:: EXERCISE INPUT

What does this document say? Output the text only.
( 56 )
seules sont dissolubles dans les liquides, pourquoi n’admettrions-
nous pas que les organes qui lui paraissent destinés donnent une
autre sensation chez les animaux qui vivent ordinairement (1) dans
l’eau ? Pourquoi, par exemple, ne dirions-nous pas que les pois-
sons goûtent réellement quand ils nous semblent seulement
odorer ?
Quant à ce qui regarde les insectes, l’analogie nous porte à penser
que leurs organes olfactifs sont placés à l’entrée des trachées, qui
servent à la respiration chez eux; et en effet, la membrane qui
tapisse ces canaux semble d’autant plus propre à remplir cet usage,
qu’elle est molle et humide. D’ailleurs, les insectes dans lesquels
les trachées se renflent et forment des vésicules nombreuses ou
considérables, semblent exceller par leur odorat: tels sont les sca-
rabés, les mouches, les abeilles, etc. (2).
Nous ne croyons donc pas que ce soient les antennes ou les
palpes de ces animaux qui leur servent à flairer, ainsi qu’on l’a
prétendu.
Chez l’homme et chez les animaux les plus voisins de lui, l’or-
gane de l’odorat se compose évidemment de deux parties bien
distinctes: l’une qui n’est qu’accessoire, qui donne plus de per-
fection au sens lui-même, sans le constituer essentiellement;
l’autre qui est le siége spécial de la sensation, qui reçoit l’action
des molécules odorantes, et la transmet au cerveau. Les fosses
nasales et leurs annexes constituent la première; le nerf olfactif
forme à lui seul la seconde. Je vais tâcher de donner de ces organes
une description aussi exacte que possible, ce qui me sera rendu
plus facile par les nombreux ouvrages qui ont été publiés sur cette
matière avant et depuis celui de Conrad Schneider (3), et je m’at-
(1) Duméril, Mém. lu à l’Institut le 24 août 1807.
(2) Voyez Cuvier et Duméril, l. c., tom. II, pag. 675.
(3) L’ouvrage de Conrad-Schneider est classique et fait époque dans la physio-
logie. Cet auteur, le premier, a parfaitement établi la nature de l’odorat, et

::::

◆ WHAT IS NEEDED:
Read the data above and pull out each line that holds the string "autre".

◆ EXERCISE RESPONSE:
autre sensation chez les animaux qui vivent ordinairement (1) dans
l’autre qui est le siége spécial de la sensation, qui reçoit l’action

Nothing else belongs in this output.